TASK DETAILS: Give the number of lines in the listing below that include the word "text", with nothing more.
━━━ ENTRIES SHOWN
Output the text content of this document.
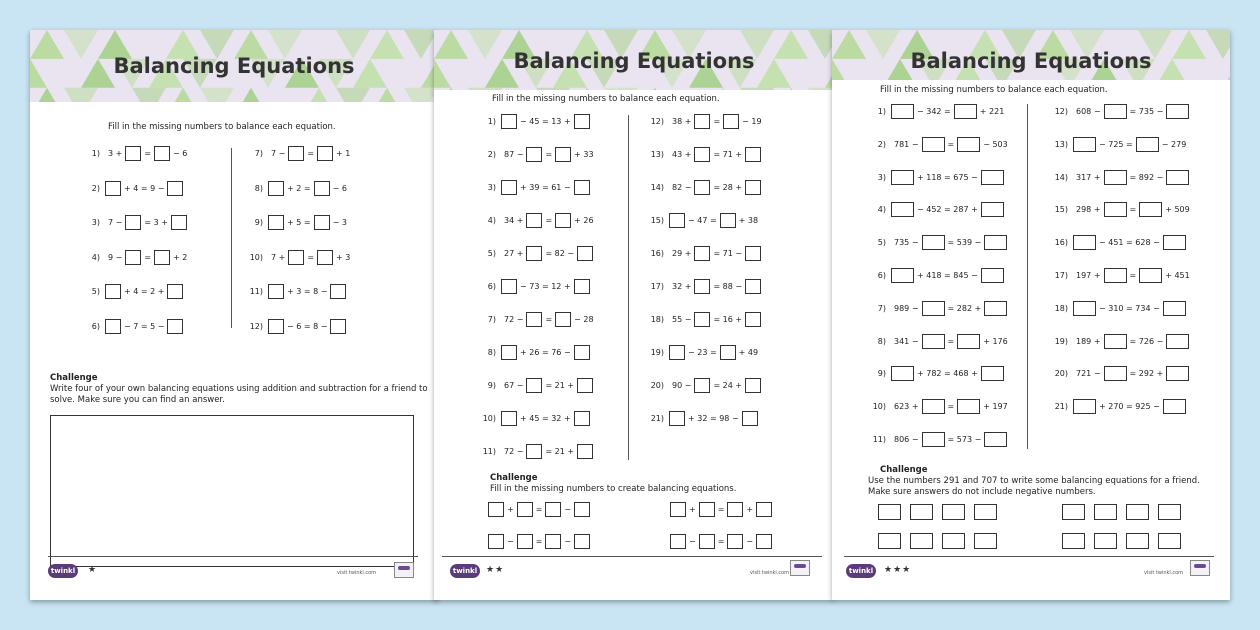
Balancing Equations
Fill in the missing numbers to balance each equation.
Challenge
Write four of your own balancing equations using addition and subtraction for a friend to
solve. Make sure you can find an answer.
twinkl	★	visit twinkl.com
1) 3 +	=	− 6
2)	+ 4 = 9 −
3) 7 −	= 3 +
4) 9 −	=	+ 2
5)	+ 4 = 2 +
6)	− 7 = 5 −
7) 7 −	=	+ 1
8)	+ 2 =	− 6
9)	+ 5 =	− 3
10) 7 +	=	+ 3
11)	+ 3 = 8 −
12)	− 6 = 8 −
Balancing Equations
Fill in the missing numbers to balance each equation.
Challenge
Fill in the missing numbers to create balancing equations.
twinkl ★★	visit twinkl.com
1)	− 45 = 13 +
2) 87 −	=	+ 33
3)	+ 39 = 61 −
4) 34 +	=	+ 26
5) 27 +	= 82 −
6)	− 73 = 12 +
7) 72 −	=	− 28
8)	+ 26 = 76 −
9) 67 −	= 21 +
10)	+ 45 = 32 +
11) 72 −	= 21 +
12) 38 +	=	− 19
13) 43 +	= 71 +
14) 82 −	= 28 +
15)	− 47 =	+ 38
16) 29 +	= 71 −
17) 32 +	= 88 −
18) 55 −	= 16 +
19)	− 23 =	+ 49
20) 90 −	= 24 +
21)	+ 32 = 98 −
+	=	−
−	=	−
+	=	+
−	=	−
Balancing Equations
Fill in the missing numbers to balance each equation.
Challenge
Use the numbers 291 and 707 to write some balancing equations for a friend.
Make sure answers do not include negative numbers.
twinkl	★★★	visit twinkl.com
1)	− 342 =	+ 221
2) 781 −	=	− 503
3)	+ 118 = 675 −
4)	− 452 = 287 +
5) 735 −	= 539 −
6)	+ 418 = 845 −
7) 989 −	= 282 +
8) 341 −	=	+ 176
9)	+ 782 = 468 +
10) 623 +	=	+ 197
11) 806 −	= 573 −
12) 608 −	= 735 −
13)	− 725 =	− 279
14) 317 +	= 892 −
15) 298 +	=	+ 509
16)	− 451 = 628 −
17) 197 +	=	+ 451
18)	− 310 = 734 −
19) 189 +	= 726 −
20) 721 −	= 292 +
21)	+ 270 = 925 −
━━━━━━
━━━ ENTRIES SHOWN
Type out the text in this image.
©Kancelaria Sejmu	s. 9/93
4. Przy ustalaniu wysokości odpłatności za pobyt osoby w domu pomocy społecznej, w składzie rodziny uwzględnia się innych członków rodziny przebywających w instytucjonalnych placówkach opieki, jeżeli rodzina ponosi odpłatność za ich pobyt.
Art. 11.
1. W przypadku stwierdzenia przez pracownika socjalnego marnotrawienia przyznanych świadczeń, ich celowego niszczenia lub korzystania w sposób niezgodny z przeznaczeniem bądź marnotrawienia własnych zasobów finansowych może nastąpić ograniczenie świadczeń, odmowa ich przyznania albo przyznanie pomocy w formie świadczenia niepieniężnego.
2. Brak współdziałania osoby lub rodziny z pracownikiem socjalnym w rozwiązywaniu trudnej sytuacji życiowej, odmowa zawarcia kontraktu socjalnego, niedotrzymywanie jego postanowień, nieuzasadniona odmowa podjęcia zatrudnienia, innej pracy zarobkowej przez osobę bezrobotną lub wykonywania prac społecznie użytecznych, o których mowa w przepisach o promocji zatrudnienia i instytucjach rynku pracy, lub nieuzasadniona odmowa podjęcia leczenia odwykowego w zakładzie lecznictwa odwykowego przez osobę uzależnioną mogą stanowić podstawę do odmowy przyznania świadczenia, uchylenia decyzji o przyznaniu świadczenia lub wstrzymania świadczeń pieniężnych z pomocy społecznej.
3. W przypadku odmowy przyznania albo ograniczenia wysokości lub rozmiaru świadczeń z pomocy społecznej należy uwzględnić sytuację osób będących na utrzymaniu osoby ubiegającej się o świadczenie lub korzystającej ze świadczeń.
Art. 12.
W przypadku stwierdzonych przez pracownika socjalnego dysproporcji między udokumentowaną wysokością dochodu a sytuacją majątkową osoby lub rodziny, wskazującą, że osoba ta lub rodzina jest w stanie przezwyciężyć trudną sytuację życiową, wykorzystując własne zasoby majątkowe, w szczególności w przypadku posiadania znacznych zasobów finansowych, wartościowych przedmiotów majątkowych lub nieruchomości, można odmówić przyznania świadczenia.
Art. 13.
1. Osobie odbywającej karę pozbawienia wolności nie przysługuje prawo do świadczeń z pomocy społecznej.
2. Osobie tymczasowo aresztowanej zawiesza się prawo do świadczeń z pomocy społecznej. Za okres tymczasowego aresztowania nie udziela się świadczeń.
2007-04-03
━━━━━━
━━━ ENTRIES SHOWN
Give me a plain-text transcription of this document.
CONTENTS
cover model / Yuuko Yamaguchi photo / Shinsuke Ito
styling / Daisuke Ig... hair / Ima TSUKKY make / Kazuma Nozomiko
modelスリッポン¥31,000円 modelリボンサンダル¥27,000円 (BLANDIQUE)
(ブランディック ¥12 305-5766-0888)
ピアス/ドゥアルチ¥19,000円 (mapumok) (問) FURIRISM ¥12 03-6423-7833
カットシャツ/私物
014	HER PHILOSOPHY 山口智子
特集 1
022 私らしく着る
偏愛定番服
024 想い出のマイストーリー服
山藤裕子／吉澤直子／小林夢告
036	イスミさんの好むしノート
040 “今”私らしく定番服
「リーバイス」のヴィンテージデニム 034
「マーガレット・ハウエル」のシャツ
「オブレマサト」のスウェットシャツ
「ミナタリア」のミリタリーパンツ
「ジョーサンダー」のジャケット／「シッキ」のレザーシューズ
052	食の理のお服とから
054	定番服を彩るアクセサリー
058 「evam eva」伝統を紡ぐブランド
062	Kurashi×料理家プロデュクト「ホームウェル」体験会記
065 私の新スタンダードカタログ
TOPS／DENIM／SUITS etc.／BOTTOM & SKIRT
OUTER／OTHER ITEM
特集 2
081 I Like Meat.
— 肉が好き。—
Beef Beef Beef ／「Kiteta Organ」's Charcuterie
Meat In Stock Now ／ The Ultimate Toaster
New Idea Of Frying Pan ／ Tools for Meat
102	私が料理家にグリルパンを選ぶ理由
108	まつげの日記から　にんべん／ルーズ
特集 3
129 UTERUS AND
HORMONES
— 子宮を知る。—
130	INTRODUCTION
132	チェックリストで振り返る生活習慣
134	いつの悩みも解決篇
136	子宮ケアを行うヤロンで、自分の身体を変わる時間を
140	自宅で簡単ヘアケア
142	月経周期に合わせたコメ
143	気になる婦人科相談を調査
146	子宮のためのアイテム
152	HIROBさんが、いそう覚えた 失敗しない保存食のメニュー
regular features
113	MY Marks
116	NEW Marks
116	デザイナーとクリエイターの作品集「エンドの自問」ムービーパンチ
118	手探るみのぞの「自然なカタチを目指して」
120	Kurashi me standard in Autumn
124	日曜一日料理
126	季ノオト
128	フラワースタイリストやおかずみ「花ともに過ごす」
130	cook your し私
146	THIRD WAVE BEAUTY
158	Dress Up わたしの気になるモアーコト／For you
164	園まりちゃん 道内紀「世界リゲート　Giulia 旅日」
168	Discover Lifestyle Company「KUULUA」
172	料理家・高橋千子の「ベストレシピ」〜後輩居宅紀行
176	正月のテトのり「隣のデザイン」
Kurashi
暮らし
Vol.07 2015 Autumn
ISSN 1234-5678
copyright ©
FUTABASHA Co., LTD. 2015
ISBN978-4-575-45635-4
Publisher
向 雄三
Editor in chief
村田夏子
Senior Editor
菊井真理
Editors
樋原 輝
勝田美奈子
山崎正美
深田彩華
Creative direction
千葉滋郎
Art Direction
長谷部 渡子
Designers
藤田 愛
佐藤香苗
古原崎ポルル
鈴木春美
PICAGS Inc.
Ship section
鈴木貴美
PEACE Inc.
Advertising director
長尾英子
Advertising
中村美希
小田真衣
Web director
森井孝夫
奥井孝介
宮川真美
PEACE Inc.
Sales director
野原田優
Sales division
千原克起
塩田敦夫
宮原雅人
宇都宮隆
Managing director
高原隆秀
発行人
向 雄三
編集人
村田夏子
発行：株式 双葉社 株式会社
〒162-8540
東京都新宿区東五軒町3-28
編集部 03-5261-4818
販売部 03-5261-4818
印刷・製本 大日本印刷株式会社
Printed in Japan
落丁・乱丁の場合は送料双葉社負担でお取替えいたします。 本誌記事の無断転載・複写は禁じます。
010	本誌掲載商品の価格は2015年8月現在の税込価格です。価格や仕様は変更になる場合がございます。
━━━━━━
WORKED ANSWER: 3